◆ **TASK GOAL**
Scan the data below and pick out the lines containing the word "Februar".

◆ **Saved entries**
___

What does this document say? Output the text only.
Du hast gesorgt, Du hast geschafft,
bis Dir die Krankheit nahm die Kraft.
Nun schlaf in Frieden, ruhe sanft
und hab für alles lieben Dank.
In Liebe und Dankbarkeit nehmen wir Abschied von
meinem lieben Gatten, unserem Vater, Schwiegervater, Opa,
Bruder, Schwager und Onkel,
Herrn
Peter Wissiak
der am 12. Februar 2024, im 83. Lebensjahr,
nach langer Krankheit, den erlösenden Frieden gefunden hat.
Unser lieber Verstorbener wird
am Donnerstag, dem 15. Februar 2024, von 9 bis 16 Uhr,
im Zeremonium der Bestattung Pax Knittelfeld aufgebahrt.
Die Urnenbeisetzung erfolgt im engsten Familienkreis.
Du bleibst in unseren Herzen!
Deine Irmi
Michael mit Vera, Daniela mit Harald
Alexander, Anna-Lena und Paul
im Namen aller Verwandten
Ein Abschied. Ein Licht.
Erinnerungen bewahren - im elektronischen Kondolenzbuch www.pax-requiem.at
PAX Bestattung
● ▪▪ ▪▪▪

___

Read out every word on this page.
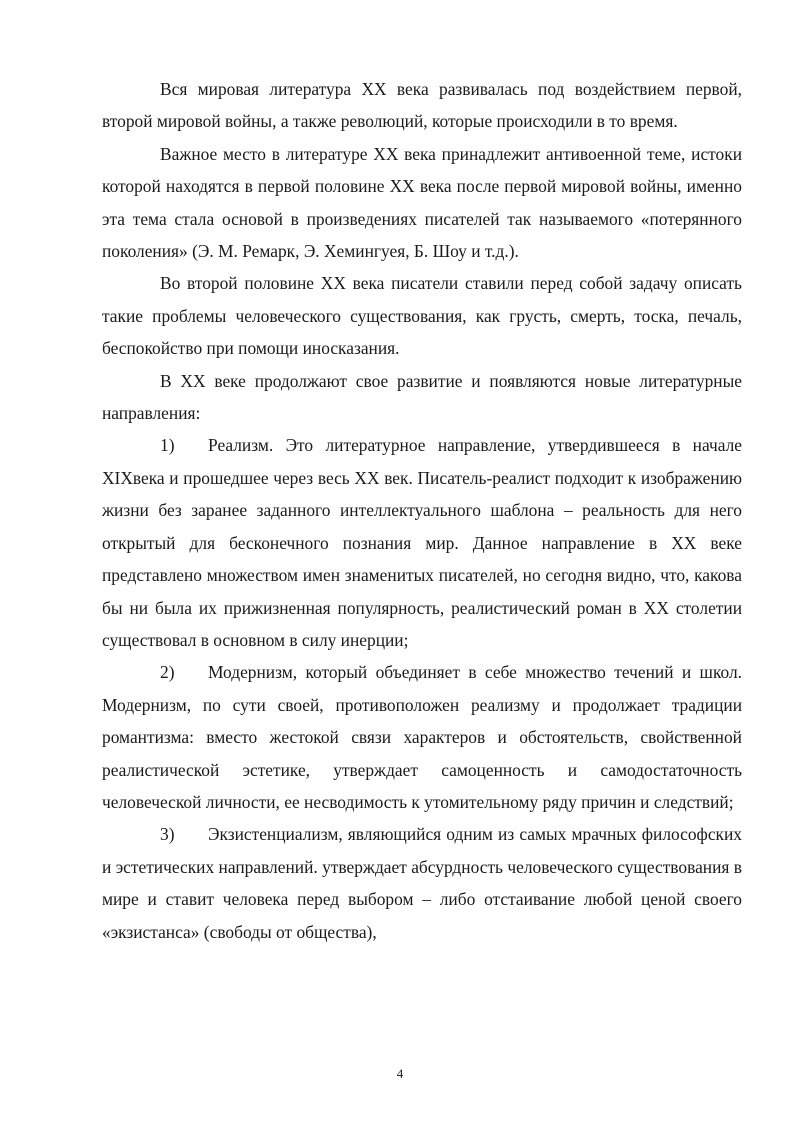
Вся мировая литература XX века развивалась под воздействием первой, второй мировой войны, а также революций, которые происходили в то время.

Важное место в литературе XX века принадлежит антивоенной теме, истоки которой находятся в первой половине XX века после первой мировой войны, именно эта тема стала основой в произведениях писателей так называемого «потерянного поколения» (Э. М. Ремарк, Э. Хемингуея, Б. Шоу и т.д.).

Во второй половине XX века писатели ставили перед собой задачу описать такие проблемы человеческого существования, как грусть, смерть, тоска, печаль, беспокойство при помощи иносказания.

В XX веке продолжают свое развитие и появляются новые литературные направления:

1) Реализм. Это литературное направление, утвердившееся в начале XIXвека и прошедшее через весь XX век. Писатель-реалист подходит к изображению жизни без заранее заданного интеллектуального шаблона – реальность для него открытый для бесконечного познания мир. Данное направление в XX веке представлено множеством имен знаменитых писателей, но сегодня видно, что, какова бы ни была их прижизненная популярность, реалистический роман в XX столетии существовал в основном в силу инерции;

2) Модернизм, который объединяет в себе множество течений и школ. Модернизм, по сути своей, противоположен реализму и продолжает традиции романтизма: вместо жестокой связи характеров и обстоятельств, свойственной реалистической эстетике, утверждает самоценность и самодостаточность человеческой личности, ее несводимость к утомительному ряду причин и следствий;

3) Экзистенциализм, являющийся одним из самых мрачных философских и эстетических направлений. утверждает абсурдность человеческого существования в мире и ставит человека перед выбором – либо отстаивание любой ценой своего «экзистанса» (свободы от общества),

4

___

◆ **SOLUTION FOR THIS TASK**
der am 12. Februar 2024, im 83. Lebensjahr,
am Donnerstag, dem 15. Februar 2024, von 9 bis 16 Uhr,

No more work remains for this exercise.